Reproduce verbatim only the lines of the data below that begin with the line containing "y-tick-label: 0 [107, 244, 117, 262]" and continue through the line containing "y-tick-label: 50 [96, 64, 117, 82]", both included.

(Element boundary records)
____

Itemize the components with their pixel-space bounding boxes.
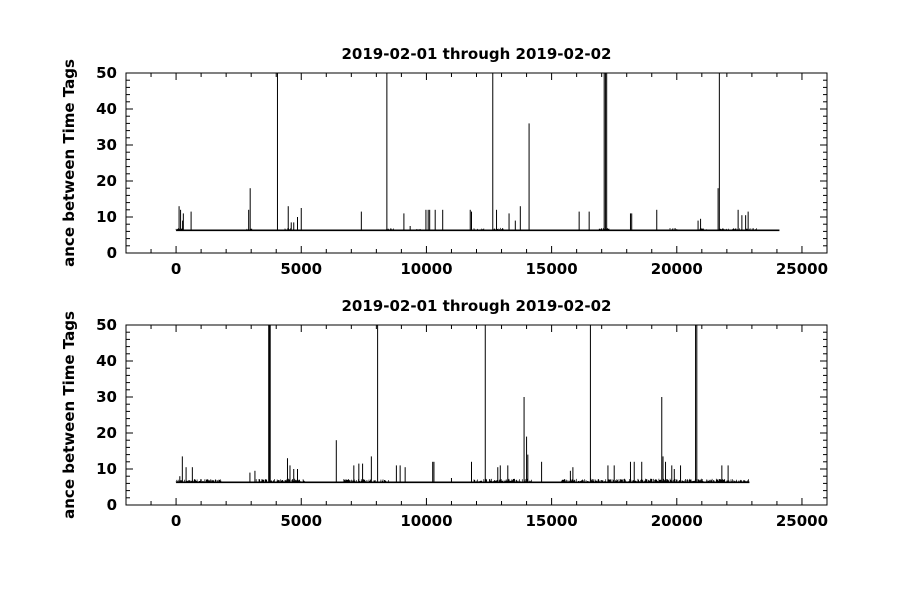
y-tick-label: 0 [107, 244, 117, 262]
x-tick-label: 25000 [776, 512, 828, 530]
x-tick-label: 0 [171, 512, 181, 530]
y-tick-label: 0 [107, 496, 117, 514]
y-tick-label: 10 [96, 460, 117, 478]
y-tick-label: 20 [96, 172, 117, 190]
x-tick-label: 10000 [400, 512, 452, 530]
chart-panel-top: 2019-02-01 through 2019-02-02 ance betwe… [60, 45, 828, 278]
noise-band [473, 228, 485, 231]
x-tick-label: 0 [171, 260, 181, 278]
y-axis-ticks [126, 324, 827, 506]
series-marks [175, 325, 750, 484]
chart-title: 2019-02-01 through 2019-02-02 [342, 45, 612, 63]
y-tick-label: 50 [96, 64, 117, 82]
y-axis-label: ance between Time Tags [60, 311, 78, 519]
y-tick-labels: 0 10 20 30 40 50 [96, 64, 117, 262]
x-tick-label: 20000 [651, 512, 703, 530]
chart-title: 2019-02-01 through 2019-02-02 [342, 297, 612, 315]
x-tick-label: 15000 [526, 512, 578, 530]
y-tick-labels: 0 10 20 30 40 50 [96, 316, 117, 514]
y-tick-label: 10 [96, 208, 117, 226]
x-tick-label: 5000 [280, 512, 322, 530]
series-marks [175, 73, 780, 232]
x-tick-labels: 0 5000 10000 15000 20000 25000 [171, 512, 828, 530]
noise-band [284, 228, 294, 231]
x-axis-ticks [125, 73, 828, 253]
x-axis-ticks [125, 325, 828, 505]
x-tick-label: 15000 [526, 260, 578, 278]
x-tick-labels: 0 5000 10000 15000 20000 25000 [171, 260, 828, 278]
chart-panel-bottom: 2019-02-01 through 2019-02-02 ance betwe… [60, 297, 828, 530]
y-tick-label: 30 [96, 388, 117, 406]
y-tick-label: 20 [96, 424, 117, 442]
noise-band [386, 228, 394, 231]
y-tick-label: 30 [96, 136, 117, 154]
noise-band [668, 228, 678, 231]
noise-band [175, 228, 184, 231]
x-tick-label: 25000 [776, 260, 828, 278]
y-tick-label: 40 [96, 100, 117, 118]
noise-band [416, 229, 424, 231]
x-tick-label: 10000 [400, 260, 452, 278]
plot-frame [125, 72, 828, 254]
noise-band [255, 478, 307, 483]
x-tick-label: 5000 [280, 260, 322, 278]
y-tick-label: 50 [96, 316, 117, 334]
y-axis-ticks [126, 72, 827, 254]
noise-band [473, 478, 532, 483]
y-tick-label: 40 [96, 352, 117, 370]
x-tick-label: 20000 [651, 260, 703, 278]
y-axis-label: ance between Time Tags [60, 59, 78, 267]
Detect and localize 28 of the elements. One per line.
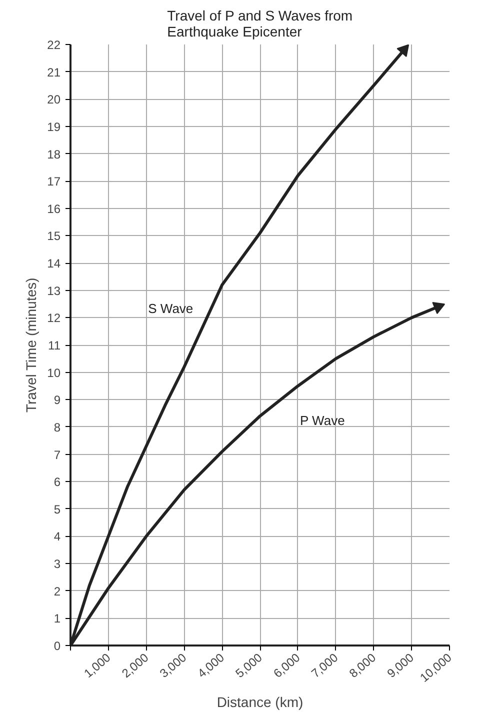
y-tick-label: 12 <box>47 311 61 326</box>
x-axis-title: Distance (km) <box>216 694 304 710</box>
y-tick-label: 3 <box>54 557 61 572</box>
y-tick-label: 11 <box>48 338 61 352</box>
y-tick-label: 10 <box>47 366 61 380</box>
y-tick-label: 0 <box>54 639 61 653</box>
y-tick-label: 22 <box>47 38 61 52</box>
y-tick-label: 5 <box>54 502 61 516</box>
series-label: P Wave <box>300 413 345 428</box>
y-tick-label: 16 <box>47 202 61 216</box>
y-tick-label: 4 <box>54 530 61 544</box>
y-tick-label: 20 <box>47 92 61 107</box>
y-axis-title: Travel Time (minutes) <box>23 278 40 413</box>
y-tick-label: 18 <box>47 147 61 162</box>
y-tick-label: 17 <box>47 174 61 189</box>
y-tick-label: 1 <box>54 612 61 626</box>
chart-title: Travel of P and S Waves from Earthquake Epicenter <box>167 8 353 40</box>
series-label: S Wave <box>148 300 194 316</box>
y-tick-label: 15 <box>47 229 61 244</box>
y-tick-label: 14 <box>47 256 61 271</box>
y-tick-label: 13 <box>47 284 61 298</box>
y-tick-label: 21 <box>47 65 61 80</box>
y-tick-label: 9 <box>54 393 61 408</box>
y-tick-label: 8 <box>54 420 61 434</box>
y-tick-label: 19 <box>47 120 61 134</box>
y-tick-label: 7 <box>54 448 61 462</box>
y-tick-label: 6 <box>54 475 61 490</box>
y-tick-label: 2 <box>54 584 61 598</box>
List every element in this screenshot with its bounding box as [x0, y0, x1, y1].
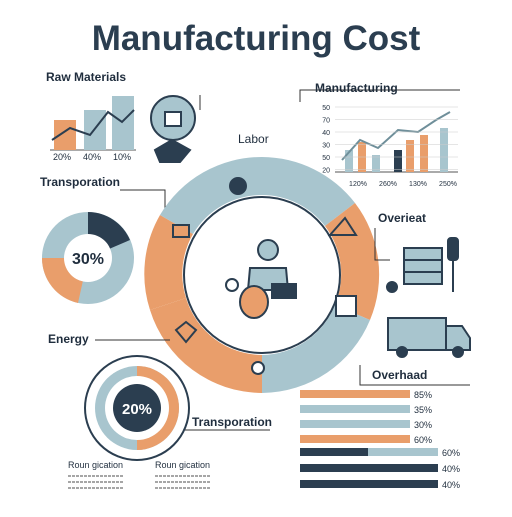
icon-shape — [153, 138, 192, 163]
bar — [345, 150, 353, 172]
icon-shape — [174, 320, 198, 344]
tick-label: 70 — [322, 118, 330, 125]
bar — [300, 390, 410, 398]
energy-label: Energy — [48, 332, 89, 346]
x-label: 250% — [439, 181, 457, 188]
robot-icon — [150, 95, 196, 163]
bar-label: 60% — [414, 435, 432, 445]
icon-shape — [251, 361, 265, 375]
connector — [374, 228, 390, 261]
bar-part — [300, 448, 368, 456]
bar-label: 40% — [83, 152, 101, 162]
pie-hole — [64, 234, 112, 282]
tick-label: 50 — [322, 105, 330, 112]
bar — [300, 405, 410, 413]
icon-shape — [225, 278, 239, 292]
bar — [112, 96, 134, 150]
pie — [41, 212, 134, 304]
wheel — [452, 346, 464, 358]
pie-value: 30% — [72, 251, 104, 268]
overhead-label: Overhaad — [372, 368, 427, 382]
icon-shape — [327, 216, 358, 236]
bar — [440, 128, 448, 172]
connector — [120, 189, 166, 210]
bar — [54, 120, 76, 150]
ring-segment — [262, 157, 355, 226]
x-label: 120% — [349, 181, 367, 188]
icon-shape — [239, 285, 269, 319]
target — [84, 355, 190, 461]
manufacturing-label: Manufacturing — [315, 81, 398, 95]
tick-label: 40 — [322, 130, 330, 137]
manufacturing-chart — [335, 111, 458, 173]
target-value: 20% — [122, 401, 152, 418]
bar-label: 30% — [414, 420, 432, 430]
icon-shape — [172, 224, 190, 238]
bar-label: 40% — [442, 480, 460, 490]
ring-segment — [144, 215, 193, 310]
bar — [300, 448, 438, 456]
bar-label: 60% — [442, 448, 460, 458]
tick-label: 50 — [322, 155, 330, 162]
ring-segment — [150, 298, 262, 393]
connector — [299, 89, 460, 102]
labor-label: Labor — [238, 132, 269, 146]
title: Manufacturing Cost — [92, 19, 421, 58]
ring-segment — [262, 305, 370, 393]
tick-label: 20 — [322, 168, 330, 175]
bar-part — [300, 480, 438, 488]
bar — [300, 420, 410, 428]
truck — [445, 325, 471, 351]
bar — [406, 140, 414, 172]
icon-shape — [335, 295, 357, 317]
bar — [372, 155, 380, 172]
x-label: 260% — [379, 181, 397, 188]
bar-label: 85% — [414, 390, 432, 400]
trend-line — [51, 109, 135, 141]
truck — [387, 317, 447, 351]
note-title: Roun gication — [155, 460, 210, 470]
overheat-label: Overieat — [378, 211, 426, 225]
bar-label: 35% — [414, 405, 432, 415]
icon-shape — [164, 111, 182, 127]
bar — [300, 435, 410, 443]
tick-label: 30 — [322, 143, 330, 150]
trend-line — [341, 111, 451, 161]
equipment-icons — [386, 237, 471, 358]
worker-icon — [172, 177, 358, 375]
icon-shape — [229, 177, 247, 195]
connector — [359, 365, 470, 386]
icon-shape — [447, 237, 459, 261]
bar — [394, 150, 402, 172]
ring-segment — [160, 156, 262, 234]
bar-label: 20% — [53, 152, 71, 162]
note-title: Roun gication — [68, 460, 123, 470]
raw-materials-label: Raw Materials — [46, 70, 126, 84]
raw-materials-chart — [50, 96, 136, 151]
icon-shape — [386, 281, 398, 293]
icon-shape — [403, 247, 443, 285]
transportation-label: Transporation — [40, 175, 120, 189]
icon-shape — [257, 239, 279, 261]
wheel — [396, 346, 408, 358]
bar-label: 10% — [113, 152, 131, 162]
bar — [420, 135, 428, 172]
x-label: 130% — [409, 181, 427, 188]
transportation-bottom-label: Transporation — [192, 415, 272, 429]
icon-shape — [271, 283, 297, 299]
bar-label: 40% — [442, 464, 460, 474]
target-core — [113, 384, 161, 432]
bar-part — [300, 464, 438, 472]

____

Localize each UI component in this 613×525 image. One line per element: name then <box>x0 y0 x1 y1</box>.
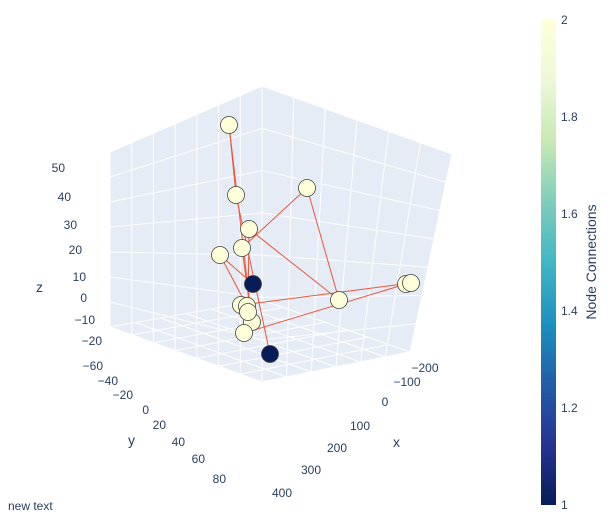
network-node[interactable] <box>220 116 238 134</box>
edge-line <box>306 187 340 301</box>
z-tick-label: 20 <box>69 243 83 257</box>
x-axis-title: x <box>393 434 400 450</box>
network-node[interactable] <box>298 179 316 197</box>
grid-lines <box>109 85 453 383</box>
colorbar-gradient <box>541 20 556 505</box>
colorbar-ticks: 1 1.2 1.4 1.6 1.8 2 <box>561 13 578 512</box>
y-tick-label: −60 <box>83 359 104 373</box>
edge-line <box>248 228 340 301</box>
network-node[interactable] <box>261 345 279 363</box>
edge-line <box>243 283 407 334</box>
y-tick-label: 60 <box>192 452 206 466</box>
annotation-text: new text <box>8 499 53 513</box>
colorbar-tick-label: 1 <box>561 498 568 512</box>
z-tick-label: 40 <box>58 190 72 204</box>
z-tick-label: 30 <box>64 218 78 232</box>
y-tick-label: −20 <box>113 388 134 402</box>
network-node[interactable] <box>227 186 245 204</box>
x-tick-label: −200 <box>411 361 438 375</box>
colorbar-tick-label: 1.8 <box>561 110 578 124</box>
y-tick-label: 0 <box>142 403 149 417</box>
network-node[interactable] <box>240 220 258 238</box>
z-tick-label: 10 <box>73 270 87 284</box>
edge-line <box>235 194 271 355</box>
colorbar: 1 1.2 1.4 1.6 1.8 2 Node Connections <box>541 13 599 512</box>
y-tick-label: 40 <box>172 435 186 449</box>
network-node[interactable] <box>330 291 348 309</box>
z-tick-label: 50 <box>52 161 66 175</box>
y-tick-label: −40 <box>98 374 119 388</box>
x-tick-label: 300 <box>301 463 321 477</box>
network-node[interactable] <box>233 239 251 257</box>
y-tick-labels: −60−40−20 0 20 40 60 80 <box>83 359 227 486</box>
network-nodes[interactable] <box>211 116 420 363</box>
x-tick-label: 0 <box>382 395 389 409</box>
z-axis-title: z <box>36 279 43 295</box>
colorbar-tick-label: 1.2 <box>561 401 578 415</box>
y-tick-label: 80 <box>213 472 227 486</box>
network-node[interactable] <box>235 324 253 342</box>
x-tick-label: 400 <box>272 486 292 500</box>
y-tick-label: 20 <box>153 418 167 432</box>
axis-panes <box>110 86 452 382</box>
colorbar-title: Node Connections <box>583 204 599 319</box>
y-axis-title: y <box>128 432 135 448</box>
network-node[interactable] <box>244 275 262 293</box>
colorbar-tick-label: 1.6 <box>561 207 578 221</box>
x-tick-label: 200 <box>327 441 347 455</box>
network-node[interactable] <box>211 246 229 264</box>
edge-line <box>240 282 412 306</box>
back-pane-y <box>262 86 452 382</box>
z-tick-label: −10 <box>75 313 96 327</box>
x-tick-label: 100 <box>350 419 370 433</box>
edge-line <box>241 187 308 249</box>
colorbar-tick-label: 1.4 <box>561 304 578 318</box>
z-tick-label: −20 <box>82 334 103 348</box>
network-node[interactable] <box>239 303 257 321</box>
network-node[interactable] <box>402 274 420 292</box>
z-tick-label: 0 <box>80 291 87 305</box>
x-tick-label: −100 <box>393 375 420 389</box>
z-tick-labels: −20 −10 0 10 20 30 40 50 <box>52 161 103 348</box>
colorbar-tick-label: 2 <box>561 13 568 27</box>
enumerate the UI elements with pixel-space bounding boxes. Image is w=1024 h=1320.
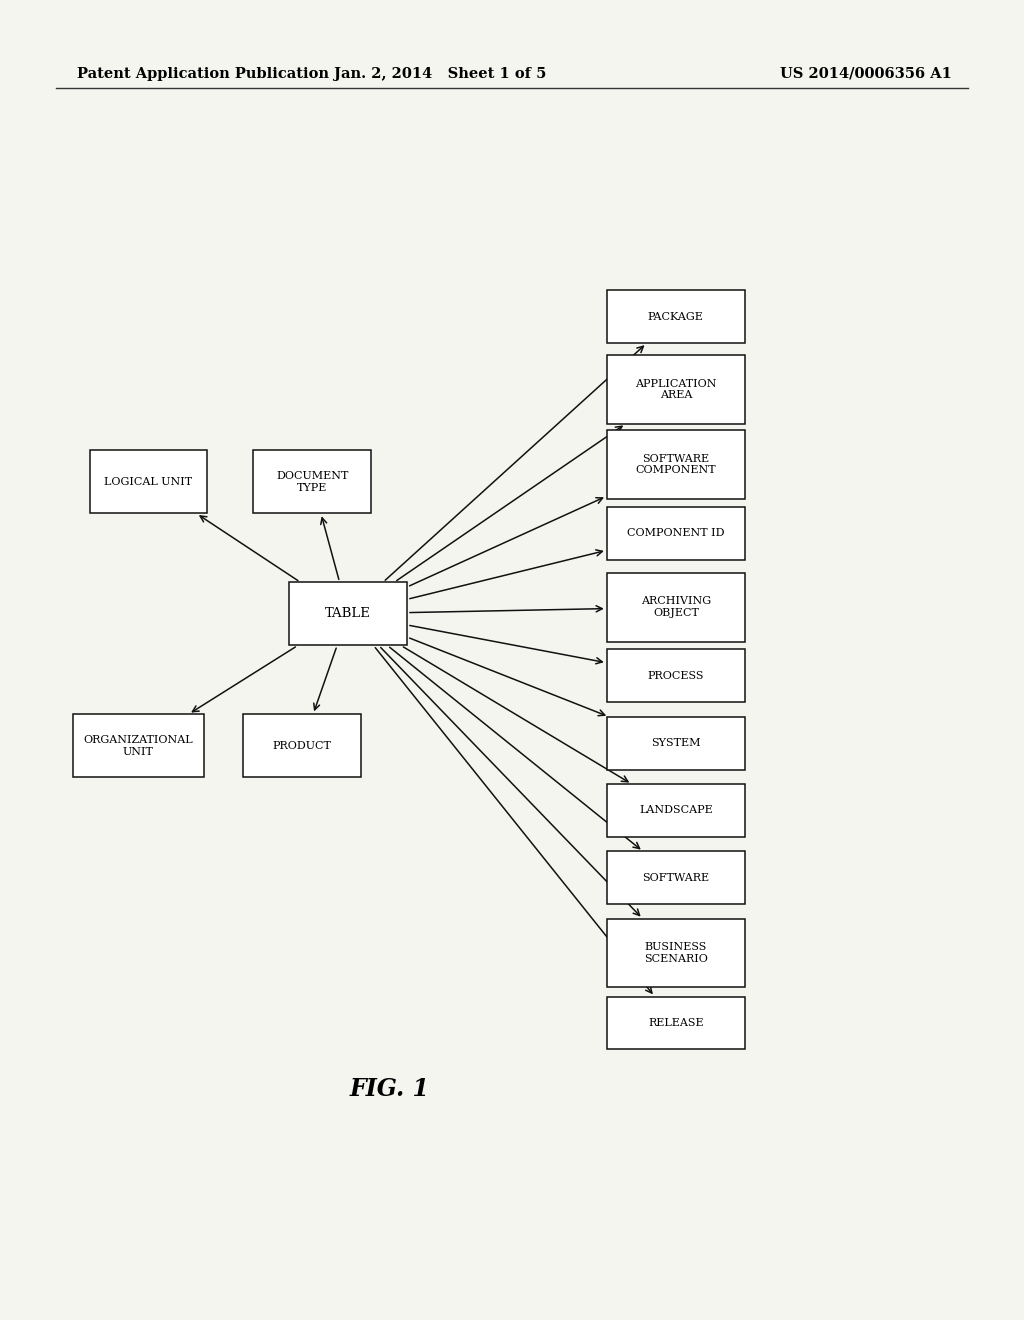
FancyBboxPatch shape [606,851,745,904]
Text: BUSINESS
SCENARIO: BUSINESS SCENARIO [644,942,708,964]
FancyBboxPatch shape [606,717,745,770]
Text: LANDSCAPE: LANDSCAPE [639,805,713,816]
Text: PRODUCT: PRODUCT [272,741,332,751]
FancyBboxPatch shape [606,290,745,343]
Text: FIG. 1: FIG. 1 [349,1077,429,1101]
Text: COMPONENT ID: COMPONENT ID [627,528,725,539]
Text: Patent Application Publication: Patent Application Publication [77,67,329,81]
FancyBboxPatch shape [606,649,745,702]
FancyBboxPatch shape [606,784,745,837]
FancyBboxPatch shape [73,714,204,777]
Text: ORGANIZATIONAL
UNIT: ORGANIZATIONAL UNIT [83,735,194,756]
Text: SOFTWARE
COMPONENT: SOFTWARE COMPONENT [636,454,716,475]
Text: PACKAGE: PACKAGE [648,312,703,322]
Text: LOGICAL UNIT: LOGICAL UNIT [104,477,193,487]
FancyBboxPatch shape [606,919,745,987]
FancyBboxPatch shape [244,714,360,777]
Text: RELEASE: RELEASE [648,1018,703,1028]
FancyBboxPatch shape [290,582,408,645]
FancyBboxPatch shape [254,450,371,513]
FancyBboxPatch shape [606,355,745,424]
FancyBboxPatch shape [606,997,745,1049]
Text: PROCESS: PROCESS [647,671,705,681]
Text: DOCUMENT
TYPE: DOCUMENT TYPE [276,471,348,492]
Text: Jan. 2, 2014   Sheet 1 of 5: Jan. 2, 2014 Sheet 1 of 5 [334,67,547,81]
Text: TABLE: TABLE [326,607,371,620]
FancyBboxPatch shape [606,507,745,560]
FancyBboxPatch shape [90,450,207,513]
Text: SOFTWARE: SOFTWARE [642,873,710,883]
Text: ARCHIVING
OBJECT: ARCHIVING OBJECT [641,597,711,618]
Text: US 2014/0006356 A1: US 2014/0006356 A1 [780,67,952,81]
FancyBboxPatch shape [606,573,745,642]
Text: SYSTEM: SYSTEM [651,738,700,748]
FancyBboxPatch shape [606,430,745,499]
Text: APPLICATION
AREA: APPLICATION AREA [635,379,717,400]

____

#### [Complete output]
y-tick-label: 0 [107, 244, 117, 262]
x-tick-label: 25000 [776, 512, 828, 530]
x-tick-label: 0 [171, 512, 181, 530]
y-tick-label: 0 [107, 496, 117, 514]
y-tick-label: 10 [96, 460, 117, 478]
y-tick-label: 20 [96, 172, 117, 190]
x-tick-label: 10000 [400, 512, 452, 530]
chart-panel-top: 2019-02-01 through 2019-02-02 ance betwe… [60, 45, 828, 278]
noise-band [473, 228, 485, 231]
x-tick-label: 0 [171, 260, 181, 278]
y-axis-ticks [126, 324, 827, 506]
series-marks [175, 325, 750, 484]
chart-title: 2019-02-01 through 2019-02-02 [342, 45, 612, 63]
y-tick-label: 50 [96, 64, 117, 82]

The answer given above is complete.